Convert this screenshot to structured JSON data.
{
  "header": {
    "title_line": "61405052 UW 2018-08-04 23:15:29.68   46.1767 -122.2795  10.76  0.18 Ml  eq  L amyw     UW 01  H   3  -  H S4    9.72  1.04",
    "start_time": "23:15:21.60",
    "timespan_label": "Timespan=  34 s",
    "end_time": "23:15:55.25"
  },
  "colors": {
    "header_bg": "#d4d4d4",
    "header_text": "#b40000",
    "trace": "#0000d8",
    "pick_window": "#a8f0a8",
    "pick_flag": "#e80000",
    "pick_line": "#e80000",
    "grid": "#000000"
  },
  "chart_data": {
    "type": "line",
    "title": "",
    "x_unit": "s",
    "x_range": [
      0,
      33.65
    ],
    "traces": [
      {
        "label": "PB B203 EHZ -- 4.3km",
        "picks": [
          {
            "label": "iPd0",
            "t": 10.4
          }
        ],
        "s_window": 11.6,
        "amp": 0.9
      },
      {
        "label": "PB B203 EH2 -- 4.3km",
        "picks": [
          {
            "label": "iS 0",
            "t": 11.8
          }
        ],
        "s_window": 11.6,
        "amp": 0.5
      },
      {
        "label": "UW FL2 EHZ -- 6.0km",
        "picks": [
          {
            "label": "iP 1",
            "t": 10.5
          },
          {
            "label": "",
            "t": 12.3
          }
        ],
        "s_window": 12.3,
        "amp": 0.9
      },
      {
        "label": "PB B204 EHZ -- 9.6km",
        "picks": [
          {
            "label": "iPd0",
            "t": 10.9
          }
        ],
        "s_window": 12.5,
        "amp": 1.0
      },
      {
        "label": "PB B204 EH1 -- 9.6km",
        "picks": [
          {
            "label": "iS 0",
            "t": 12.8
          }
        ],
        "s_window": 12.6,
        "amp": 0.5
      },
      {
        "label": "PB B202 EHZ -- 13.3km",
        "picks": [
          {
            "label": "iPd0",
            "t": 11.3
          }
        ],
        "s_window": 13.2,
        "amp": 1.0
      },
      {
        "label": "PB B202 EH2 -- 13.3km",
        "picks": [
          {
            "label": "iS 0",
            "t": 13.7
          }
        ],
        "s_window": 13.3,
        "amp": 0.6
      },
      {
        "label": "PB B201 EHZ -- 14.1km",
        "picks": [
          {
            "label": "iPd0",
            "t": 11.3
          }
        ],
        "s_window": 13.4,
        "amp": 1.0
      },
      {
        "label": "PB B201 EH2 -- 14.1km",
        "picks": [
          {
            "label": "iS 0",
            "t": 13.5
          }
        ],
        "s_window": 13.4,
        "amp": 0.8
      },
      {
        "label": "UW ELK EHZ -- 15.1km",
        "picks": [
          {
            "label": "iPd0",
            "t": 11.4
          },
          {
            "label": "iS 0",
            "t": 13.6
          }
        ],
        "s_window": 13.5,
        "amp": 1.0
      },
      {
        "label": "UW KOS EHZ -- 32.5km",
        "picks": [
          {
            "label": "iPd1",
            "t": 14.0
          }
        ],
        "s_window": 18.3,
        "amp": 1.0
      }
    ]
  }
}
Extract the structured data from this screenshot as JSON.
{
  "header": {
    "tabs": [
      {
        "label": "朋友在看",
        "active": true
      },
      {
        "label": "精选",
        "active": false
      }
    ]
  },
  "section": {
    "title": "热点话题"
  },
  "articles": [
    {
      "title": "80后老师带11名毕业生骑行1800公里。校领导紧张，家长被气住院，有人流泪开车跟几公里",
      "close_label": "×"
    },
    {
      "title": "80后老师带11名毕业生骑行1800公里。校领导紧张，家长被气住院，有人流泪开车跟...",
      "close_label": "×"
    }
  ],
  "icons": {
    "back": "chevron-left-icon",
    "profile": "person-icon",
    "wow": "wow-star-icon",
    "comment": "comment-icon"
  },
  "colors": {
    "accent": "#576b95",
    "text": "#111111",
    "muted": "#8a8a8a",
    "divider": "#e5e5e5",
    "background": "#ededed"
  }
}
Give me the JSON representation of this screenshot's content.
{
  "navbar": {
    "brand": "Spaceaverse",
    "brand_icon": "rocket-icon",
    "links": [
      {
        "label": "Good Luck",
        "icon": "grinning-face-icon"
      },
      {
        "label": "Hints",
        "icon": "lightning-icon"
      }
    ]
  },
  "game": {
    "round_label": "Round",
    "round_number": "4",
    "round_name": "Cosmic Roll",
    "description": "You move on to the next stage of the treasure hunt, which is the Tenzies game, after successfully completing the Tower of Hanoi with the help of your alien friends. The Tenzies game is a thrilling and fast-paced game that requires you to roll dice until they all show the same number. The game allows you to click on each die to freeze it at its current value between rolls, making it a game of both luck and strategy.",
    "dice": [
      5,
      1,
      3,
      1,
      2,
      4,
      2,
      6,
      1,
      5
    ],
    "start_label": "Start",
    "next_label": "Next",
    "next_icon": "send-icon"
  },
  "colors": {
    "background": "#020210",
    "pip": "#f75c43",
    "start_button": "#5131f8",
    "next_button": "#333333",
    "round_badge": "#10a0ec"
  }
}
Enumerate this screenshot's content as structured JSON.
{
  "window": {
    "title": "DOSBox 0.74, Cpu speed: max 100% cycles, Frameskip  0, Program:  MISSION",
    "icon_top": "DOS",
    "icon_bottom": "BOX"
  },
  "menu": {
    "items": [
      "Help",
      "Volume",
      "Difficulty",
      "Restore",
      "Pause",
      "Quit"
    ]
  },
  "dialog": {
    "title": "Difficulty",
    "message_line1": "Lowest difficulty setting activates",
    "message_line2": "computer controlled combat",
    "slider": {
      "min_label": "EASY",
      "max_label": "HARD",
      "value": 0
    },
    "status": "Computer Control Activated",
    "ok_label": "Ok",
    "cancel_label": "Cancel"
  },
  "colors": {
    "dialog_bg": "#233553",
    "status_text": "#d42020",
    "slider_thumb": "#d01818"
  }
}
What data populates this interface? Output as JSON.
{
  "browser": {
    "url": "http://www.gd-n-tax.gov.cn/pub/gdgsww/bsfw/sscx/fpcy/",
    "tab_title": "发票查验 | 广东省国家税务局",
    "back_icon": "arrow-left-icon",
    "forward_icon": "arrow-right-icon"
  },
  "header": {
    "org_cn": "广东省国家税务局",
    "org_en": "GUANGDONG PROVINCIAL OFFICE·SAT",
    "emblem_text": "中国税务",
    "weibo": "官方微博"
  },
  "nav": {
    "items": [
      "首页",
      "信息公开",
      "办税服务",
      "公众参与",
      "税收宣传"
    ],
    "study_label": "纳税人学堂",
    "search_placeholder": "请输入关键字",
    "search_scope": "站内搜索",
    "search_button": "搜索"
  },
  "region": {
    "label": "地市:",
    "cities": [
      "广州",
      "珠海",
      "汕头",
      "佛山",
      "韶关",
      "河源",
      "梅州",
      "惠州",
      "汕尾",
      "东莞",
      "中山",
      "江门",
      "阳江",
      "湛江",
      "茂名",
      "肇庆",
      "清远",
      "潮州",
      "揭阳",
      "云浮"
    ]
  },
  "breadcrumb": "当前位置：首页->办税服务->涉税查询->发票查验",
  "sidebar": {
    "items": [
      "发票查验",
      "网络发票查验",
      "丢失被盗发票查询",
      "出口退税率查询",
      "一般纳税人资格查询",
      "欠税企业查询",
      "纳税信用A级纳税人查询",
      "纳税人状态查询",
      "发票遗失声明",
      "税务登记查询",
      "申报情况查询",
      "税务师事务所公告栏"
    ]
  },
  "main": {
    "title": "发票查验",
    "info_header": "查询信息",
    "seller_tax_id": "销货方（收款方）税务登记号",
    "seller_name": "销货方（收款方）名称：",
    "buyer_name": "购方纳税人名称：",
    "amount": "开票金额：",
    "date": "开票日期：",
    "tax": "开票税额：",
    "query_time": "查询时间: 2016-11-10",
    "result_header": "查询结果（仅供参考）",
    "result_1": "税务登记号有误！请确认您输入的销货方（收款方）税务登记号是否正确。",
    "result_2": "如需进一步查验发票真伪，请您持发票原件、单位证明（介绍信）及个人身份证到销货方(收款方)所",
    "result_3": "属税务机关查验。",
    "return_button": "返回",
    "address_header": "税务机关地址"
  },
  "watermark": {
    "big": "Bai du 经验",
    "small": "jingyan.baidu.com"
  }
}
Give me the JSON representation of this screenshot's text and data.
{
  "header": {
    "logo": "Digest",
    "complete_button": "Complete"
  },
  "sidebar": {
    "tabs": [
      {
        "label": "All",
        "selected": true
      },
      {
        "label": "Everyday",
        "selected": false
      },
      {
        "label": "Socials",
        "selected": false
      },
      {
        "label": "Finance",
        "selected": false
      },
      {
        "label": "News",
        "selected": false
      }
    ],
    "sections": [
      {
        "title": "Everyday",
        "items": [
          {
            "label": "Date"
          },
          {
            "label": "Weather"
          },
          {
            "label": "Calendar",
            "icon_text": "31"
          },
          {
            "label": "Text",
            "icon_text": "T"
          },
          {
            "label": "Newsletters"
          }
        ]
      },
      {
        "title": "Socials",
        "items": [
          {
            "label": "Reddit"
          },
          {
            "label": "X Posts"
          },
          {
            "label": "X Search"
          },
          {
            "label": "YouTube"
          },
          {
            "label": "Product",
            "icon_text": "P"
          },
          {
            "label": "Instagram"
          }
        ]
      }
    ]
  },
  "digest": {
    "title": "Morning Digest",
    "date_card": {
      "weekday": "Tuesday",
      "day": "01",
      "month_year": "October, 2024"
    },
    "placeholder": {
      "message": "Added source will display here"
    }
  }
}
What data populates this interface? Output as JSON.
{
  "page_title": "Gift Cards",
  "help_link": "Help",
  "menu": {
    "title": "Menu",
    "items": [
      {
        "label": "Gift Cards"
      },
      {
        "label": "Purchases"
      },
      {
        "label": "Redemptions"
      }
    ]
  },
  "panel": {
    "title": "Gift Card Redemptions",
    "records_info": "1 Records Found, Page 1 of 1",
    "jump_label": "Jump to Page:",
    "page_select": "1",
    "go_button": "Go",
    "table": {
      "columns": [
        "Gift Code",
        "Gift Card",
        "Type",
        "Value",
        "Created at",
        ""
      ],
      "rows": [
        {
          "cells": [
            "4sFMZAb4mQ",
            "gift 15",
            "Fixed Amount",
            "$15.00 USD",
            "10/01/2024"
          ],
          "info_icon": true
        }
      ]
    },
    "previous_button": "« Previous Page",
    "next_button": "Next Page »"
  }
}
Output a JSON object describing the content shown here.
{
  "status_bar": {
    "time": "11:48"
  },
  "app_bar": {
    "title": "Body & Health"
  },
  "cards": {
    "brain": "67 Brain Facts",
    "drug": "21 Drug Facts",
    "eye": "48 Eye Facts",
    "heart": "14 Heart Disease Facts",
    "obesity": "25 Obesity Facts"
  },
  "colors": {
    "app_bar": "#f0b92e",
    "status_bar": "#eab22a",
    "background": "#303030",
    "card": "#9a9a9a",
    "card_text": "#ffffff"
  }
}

— WHAT IS BEING ASKED —
Retype only the lines running from the line with "Output a JSON" to the end of the listing, including both of those lines.

— OUTPUT OF THE TASK —
Output a JSON object describing the content shown here.
{
  "status_bar": {
    "time": "11:48"
  },
  "app_bar": {
    "title": "Body & Health"
  },
  "cards": {
    "brain": "67 Brain Facts",
    "drug": "21 Drug Facts",
    "eye": "48 Eye Facts",
    "heart": "14 Heart Disease Facts",
    "obesity": "25 Obesity Facts"
  },
  "colors": {
    "app_bar": "#f0b92e",
    "status_bar": "#eab22a",
    "background": "#303030",
    "card": "#9a9a9a",
    "card_text": "#ffffff"
  }
}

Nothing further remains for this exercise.